STATED PROBLEM: Scan the data. Collect each line that contains the word "name".
╔══
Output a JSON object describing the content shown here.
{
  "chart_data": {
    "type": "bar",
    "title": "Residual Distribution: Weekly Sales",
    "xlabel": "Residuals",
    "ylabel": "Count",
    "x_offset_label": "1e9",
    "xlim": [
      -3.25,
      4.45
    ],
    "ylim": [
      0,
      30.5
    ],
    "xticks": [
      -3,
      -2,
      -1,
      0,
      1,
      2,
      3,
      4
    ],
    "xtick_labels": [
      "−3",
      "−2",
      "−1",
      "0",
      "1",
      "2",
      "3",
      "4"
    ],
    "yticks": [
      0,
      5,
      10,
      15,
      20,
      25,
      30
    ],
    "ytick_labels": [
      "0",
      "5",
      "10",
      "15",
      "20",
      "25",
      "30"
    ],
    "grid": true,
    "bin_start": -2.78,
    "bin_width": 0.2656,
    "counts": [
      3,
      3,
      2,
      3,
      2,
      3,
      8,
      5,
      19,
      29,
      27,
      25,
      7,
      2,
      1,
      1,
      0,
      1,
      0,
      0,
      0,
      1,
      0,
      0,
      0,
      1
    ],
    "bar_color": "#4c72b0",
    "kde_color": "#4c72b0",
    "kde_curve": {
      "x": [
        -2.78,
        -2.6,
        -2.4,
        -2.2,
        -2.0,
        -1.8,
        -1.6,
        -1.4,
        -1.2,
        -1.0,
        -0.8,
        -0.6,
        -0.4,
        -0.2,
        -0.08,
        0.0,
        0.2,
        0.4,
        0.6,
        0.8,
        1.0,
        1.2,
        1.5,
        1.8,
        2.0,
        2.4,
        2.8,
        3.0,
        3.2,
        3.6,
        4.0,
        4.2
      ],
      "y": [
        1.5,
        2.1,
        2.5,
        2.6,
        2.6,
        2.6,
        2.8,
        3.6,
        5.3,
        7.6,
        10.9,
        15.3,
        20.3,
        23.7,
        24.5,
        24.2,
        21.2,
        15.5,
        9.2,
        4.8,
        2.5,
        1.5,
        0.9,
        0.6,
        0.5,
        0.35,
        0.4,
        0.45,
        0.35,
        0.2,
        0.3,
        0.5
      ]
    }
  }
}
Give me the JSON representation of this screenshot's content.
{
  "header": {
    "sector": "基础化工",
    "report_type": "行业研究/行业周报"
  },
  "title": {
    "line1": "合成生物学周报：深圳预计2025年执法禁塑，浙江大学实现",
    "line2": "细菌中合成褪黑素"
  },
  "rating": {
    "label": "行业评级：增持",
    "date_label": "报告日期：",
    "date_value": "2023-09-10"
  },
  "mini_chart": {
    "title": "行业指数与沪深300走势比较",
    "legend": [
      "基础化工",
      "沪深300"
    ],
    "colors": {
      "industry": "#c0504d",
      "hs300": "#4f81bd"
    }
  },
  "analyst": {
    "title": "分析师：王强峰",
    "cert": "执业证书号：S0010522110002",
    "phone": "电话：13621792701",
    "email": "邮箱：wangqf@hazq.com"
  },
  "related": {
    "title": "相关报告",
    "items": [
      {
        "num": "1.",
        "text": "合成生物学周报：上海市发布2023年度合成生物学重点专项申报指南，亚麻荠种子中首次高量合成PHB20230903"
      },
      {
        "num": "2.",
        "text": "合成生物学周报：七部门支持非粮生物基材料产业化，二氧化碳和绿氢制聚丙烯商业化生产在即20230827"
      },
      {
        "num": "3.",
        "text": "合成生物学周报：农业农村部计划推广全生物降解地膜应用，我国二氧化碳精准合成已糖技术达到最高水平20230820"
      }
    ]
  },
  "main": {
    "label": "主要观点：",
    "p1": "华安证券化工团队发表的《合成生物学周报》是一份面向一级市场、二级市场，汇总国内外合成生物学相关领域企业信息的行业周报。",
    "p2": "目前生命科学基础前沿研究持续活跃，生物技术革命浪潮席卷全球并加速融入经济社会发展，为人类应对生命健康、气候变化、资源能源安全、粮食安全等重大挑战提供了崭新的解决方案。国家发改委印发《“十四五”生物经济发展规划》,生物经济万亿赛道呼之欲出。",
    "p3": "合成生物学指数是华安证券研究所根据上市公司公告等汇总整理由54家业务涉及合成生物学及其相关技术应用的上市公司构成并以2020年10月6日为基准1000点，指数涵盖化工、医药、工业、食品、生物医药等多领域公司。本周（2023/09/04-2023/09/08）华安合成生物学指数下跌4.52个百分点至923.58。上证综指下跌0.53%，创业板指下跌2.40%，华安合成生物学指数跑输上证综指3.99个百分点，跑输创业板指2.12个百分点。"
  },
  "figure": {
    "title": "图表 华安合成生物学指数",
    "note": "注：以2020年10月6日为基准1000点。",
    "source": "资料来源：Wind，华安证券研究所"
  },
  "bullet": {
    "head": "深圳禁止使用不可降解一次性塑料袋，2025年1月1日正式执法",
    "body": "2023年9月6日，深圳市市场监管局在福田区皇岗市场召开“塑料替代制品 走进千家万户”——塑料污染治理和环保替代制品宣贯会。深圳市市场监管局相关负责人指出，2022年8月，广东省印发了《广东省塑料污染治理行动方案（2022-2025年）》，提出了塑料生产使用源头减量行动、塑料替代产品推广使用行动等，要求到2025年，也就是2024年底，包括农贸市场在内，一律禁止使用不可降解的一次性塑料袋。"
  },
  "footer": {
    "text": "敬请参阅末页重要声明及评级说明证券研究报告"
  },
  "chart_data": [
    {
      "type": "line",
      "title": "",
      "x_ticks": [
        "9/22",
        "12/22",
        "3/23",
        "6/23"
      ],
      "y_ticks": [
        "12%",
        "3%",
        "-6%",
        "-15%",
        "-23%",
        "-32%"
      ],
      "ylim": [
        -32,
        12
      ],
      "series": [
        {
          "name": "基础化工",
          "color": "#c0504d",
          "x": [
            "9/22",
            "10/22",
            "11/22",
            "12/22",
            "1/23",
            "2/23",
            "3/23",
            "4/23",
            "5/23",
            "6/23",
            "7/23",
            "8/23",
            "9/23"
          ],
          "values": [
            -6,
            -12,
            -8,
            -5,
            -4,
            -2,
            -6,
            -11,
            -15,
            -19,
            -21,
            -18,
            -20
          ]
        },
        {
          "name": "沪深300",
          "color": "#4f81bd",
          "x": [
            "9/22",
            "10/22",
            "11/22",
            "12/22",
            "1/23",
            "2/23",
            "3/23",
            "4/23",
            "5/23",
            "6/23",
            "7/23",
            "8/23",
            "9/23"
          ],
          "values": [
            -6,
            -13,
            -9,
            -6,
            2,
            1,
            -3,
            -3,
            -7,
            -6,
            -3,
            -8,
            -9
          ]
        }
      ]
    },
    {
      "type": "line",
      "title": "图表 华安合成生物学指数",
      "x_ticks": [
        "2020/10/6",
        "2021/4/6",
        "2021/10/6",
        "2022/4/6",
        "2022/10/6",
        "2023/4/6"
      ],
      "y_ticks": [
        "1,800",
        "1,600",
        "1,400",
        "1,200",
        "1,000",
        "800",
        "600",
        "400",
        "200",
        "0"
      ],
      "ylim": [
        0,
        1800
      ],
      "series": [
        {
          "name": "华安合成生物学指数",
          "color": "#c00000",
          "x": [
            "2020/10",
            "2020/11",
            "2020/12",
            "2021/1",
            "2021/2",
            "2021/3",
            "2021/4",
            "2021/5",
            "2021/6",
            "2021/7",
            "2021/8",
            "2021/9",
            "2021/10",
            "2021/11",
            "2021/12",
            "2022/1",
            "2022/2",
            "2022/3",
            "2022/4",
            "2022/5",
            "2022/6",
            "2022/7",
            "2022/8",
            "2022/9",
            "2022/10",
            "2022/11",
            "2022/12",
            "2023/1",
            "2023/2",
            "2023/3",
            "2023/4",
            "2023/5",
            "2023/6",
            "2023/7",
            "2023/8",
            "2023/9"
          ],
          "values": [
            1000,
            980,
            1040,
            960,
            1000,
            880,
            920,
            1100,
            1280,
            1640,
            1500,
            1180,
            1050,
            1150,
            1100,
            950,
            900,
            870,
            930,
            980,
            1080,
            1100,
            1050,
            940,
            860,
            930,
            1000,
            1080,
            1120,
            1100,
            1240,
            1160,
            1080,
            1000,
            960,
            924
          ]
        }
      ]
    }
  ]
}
╚══
REPLY TO THE TASK:
          "name": "基础化工",
          "name": "沪深300",
          "name": "华安合成生物学指数",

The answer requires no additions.